### Stated goal
Single out the lines of the material that contain "confirmed" and copy them.
* * *
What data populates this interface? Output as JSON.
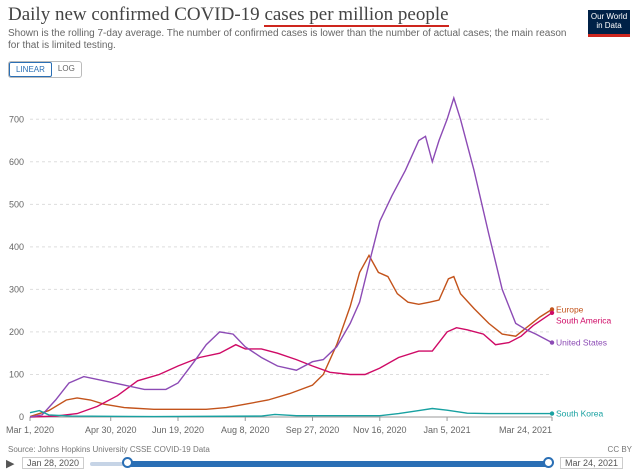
{
  "header": {
    "title_start": "Daily new confirmed COVID-19 ",
    "title_highlight": "cases per million people",
    "subtitle": "Shown is the rolling 7-day average. The number of confirmed cases is lower than the number of actual cases; the main reason for that is limited testing.",
    "logo_line1": "Our World",
    "logo_line2": "in Data"
  },
  "scale_toggle": {
    "linear": "LINEAR",
    "log": "LOG",
    "selected": "LINEAR"
  },
  "footer": {
    "source": "Source: Johns Hopkins University CSSE COVID-19 Data",
    "license": "CC BY"
  },
  "timeline": {
    "start": "Jan 28, 2020",
    "end": "Mar 24, 2021",
    "start_fraction": 0.08,
    "end_fraction": 1.0
  },
  "colors": {
    "accent": "#2a6fb5",
    "logo_bg": "#002147",
    "logo_red": "#ce261e"
  },
  "icons": {
    "play": "play-icon"
  },
  "chart_data": {
    "type": "line",
    "title": "",
    "xlabel": "",
    "ylabel": "",
    "ylim": [
      0,
      750
    ],
    "yticks": [
      0,
      100,
      200,
      300,
      400,
      500,
      600,
      700
    ],
    "xlim": [
      "2020-03-01",
      "2021-03-24"
    ],
    "xticks": [
      {
        "date": "2020-03-01",
        "label": "Mar 1, 2020"
      },
      {
        "date": "2020-04-30",
        "label": "Apr 30, 2020"
      },
      {
        "date": "2020-06-19",
        "label": "Jun 19, 2020"
      },
      {
        "date": "2020-08-08",
        "label": "Aug 8, 2020"
      },
      {
        "date": "2020-09-27",
        "label": "Sep 27, 2020"
      },
      {
        "date": "2020-11-16",
        "label": "Nov 16, 2020"
      },
      {
        "date": "2021-01-05",
        "label": "Jan 5, 2021"
      },
      {
        "date": "2021-03-24",
        "label": "Mar 24, 2021"
      }
    ],
    "grid": "horizontal dashed",
    "legend": "right, at line ends",
    "series": [
      {
        "name": "Europe",
        "color": "#c3531b",
        "points": [
          [
            "2020-03-01",
            1
          ],
          [
            "2020-03-15",
            15
          ],
          [
            "2020-03-28",
            40
          ],
          [
            "2020-04-05",
            45
          ],
          [
            "2020-04-15",
            40
          ],
          [
            "2020-04-25",
            30
          ],
          [
            "2020-05-10",
            22
          ],
          [
            "2020-06-01",
            18
          ],
          [
            "2020-06-20",
            18
          ],
          [
            "2020-07-10",
            18
          ],
          [
            "2020-07-25",
            22
          ],
          [
            "2020-08-08",
            30
          ],
          [
            "2020-08-25",
            40
          ],
          [
            "2020-09-10",
            55
          ],
          [
            "2020-09-27",
            75
          ],
          [
            "2020-10-05",
            100
          ],
          [
            "2020-10-15",
            170
          ],
          [
            "2020-10-25",
            260
          ],
          [
            "2020-11-01",
            340
          ],
          [
            "2020-11-08",
            380
          ],
          [
            "2020-11-15",
            340
          ],
          [
            "2020-11-22",
            330
          ],
          [
            "2020-11-29",
            290
          ],
          [
            "2020-12-07",
            270
          ],
          [
            "2020-12-15",
            265
          ],
          [
            "2020-12-23",
            270
          ],
          [
            "2020-12-30",
            275
          ],
          [
            "2021-01-06",
            325
          ],
          [
            "2021-01-10",
            330
          ],
          [
            "2021-01-15",
            290
          ],
          [
            "2021-01-25",
            255
          ],
          [
            "2021-02-05",
            220
          ],
          [
            "2021-02-15",
            195
          ],
          [
            "2021-02-25",
            190
          ],
          [
            "2021-03-05",
            210
          ],
          [
            "2021-03-15",
            235
          ],
          [
            "2021-03-24",
            253
          ]
        ]
      },
      {
        "name": "South America",
        "color": "#cf0a66",
        "points": [
          [
            "2020-03-01",
            0
          ],
          [
            "2020-03-20",
            2
          ],
          [
            "2020-04-05",
            8
          ],
          [
            "2020-04-20",
            25
          ],
          [
            "2020-05-05",
            50
          ],
          [
            "2020-05-20",
            85
          ],
          [
            "2020-06-05",
            100
          ],
          [
            "2020-06-19",
            120
          ],
          [
            "2020-07-05",
            140
          ],
          [
            "2020-07-20",
            150
          ],
          [
            "2020-08-01",
            170
          ],
          [
            "2020-08-08",
            160
          ],
          [
            "2020-08-20",
            160
          ],
          [
            "2020-09-01",
            150
          ],
          [
            "2020-09-15",
            135
          ],
          [
            "2020-09-27",
            120
          ],
          [
            "2020-10-10",
            105
          ],
          [
            "2020-10-25",
            100
          ],
          [
            "2020-11-05",
            100
          ],
          [
            "2020-11-16",
            115
          ],
          [
            "2020-11-30",
            140
          ],
          [
            "2020-12-15",
            155
          ],
          [
            "2020-12-25",
            155
          ],
          [
            "2021-01-05",
            200
          ],
          [
            "2021-01-12",
            210
          ],
          [
            "2021-01-20",
            205
          ],
          [
            "2021-02-01",
            195
          ],
          [
            "2021-02-10",
            170
          ],
          [
            "2021-02-20",
            175
          ],
          [
            "2021-03-01",
            190
          ],
          [
            "2021-03-10",
            215
          ],
          [
            "2021-03-24",
            245
          ]
        ]
      },
      {
        "name": "United States",
        "color": "#8c4bb5",
        "points": [
          [
            "2020-03-01",
            0
          ],
          [
            "2020-03-10",
            5
          ],
          [
            "2020-03-20",
            40
          ],
          [
            "2020-03-30",
            80
          ],
          [
            "2020-04-10",
            95
          ],
          [
            "2020-04-25",
            85
          ],
          [
            "2020-05-10",
            75
          ],
          [
            "2020-05-25",
            65
          ],
          [
            "2020-06-10",
            65
          ],
          [
            "2020-06-19",
            80
          ],
          [
            "2020-07-01",
            130
          ],
          [
            "2020-07-10",
            170
          ],
          [
            "2020-07-20",
            200
          ],
          [
            "2020-07-30",
            195
          ],
          [
            "2020-08-08",
            165
          ],
          [
            "2020-08-20",
            140
          ],
          [
            "2020-09-01",
            120
          ],
          [
            "2020-09-15",
            110
          ],
          [
            "2020-09-27",
            130
          ],
          [
            "2020-10-05",
            135
          ],
          [
            "2020-10-15",
            165
          ],
          [
            "2020-10-25",
            220
          ],
          [
            "2020-11-01",
            270
          ],
          [
            "2020-11-08",
            360
          ],
          [
            "2020-11-16",
            460
          ],
          [
            "2020-11-25",
            520
          ],
          [
            "2020-12-05",
            580
          ],
          [
            "2020-12-15",
            650
          ],
          [
            "2020-12-20",
            660
          ],
          [
            "2020-12-25",
            600
          ],
          [
            "2020-12-30",
            650
          ],
          [
            "2021-01-05",
            700
          ],
          [
            "2021-01-10",
            750
          ],
          [
            "2021-01-15",
            700
          ],
          [
            "2021-01-25",
            580
          ],
          [
            "2021-02-05",
            430
          ],
          [
            "2021-02-15",
            300
          ],
          [
            "2021-02-25",
            220
          ],
          [
            "2021-03-05",
            205
          ],
          [
            "2021-03-12",
            195
          ],
          [
            "2021-03-24",
            175
          ]
        ]
      },
      {
        "name": "South Korea",
        "color": "#18a1a1",
        "points": [
          [
            "2020-03-01",
            10
          ],
          [
            "2020-03-08",
            15
          ],
          [
            "2020-03-15",
            5
          ],
          [
            "2020-04-01",
            2
          ],
          [
            "2020-06-01",
            1
          ],
          [
            "2020-08-20",
            2
          ],
          [
            "2020-08-30",
            6
          ],
          [
            "2020-09-15",
            3
          ],
          [
            "2020-11-16",
            3
          ],
          [
            "2020-11-30",
            8
          ],
          [
            "2020-12-15",
            15
          ],
          [
            "2020-12-25",
            20
          ],
          [
            "2021-01-05",
            16
          ],
          [
            "2021-01-20",
            9
          ],
          [
            "2021-02-05",
            8
          ],
          [
            "2021-03-24",
            8
          ]
        ]
      }
    ]
  }
}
* * *
### Answer to this exercise
    "title_start": "Daily new confirmed COVID-19 ",
    "subtitle": "Shown is the rolling 7-day average. The number of confirmed cases is lower than the number of actual cases; the main reason for that is limited testing.",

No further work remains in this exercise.